#### Task directions:
Look through the data below and count each line where the word "page" appears. Reply with the count alone.

#### Saved data entries:
=-=-=

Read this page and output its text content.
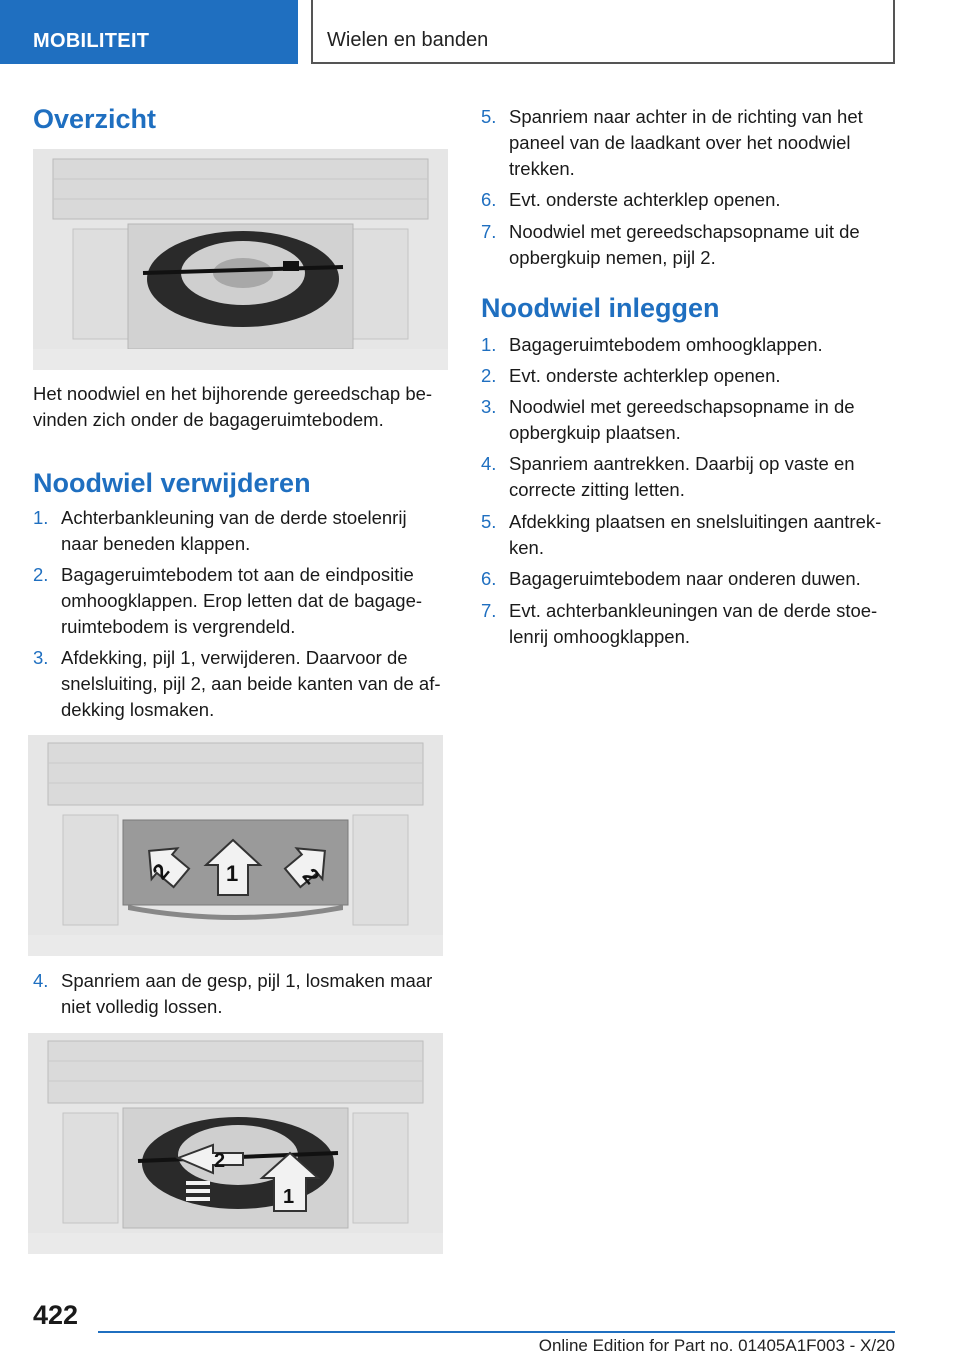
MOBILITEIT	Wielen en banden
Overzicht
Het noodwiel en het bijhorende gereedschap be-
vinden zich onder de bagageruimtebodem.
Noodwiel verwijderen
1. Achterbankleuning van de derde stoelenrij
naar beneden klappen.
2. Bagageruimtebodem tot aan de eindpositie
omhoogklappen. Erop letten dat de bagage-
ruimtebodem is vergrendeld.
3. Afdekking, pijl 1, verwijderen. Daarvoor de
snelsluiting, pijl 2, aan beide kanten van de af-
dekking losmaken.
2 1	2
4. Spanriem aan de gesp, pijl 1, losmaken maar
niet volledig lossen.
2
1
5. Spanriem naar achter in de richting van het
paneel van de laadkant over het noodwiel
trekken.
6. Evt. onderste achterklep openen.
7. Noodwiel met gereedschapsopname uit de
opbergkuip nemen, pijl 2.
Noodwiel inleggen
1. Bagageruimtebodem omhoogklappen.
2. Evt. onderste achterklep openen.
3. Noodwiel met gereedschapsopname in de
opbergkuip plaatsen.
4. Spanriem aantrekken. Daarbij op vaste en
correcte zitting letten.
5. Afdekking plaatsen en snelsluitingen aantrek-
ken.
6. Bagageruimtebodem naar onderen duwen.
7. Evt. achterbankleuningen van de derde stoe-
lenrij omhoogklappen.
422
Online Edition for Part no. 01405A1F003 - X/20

=-=-=

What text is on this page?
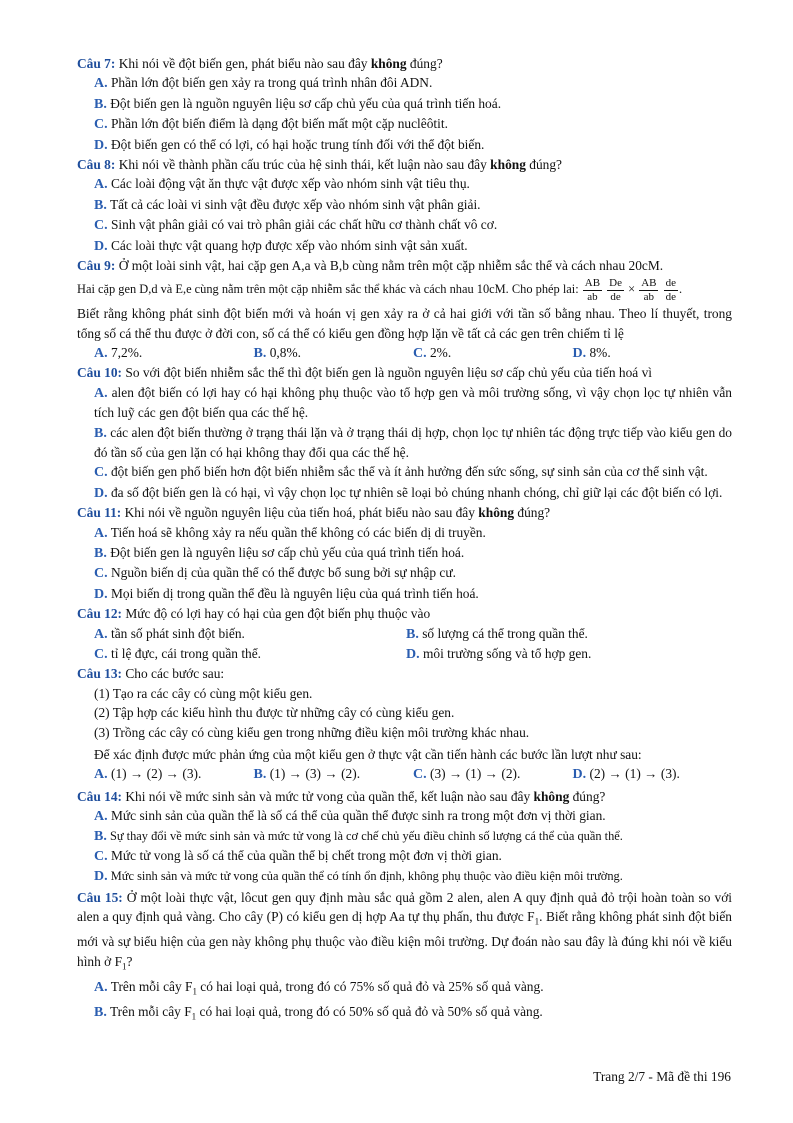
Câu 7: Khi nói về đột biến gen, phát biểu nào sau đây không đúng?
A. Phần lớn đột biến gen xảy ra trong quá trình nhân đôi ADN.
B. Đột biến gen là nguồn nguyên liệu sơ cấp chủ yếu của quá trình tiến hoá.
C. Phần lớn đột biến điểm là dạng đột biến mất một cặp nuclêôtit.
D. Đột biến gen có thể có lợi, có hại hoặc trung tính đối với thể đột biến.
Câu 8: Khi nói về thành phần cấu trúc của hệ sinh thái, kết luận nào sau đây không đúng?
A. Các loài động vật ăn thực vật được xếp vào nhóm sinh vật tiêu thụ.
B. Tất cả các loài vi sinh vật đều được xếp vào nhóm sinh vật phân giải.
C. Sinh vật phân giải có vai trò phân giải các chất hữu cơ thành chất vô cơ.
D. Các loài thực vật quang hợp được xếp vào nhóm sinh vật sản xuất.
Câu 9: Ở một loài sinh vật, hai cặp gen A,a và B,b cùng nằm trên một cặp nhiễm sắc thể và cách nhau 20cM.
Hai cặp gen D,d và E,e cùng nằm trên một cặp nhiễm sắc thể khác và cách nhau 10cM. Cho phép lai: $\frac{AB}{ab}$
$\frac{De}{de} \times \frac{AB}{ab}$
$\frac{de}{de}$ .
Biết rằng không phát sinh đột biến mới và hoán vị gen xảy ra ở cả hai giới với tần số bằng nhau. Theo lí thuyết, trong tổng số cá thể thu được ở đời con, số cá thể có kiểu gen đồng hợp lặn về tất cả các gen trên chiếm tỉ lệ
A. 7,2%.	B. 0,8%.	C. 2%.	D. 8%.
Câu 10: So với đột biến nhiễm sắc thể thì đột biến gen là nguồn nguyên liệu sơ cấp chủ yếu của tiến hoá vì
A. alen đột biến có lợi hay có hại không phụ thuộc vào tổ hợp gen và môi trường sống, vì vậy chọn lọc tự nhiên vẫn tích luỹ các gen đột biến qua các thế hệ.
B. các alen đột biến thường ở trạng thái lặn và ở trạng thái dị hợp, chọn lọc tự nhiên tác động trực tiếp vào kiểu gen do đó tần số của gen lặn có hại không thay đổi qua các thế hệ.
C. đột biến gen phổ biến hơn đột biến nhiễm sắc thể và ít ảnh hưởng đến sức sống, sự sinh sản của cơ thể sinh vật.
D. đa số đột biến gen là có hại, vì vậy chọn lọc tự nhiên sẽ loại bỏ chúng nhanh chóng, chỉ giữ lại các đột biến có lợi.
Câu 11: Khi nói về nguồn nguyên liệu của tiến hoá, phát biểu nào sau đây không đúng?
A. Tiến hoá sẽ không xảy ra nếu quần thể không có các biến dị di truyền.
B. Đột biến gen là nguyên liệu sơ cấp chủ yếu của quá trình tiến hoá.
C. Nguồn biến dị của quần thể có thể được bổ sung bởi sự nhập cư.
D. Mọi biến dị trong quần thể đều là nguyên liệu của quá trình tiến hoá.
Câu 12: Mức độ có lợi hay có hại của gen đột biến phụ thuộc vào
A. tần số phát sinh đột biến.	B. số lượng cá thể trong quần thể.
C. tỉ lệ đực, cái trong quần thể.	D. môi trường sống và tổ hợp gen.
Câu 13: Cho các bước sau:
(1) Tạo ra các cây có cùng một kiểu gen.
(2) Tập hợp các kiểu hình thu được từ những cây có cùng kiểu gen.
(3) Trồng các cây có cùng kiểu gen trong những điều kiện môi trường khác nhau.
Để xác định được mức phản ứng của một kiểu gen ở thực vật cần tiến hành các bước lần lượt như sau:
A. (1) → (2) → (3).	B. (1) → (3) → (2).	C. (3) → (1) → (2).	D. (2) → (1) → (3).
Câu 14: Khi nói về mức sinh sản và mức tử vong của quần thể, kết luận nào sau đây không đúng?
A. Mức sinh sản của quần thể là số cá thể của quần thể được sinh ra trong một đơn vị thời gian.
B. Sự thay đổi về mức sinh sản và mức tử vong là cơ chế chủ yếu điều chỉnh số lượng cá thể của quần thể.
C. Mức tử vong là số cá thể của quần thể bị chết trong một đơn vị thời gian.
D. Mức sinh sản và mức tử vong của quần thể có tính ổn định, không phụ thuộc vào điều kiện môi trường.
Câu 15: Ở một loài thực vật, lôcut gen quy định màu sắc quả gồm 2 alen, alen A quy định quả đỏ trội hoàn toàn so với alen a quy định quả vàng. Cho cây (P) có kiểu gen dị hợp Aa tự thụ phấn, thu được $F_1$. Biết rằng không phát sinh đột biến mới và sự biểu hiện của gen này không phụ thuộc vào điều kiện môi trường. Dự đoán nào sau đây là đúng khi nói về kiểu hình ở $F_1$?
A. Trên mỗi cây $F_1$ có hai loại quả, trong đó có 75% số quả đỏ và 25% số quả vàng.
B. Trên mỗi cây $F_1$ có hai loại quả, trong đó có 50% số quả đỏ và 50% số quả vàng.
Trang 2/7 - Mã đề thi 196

=-=-=

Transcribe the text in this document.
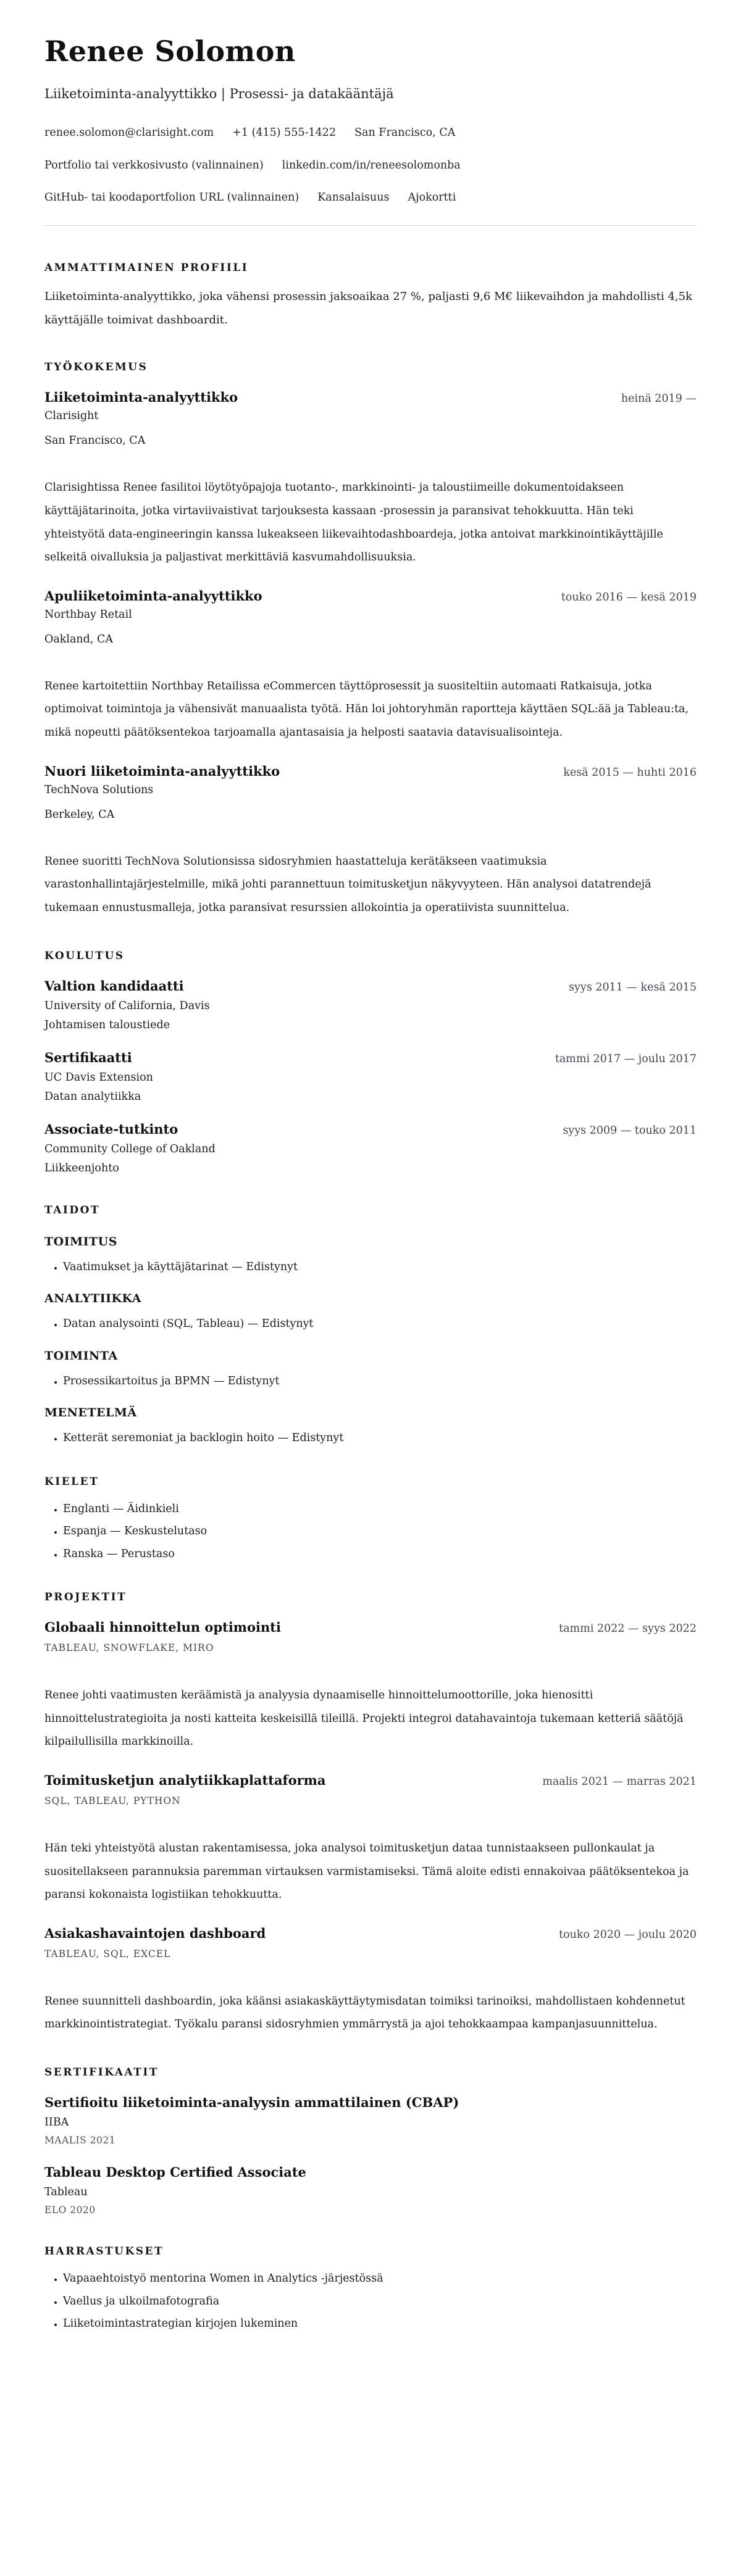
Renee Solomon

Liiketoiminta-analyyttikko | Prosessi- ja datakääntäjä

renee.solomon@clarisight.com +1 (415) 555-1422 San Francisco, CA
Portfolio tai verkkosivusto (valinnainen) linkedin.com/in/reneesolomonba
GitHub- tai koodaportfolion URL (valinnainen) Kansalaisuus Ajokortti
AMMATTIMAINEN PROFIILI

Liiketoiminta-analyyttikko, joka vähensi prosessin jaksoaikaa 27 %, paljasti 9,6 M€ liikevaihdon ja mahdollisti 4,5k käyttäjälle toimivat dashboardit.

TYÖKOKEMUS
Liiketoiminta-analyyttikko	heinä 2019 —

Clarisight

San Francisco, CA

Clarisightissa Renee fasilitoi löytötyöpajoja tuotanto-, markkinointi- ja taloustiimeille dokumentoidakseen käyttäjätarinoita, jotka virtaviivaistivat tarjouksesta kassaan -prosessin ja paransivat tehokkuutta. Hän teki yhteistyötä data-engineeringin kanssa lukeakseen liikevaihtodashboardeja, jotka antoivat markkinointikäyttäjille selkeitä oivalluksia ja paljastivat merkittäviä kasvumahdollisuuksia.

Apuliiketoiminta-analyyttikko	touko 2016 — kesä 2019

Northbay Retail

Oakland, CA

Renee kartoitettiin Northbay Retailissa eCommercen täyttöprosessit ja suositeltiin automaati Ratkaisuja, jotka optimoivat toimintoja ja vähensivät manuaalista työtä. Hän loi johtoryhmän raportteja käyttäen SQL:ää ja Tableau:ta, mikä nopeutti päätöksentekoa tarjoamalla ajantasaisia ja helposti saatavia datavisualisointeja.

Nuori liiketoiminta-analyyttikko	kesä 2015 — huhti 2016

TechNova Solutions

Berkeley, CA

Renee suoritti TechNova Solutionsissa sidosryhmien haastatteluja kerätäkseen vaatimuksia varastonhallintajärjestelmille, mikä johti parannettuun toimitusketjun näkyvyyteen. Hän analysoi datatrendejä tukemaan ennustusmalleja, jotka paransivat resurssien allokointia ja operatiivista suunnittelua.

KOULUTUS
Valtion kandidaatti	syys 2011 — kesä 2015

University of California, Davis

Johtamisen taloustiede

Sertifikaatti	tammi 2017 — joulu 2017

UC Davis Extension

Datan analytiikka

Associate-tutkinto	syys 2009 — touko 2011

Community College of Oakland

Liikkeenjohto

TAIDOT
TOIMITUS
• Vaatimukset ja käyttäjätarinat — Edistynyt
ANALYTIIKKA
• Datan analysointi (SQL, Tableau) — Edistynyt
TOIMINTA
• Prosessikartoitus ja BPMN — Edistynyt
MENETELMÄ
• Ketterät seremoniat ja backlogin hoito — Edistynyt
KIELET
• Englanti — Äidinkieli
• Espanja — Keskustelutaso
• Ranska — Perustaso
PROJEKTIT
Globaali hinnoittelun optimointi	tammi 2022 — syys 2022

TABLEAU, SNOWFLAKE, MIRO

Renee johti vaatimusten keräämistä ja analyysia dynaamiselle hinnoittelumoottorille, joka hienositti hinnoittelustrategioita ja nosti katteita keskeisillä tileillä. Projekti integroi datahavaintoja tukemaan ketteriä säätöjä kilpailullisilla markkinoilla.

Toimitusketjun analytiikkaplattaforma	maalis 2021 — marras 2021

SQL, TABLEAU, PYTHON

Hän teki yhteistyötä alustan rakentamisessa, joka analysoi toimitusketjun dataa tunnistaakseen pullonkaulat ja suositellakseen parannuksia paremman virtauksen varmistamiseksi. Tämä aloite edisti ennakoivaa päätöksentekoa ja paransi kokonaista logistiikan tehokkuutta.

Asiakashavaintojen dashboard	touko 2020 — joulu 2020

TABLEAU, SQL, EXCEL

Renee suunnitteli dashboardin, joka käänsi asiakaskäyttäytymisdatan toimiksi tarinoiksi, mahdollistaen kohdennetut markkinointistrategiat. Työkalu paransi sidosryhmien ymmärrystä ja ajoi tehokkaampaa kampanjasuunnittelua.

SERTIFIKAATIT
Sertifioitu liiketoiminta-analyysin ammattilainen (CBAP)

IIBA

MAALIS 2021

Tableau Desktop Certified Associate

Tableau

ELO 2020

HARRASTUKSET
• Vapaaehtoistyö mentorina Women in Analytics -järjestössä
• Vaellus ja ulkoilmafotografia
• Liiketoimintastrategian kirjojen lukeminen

=-=-=

#### Right answer:
2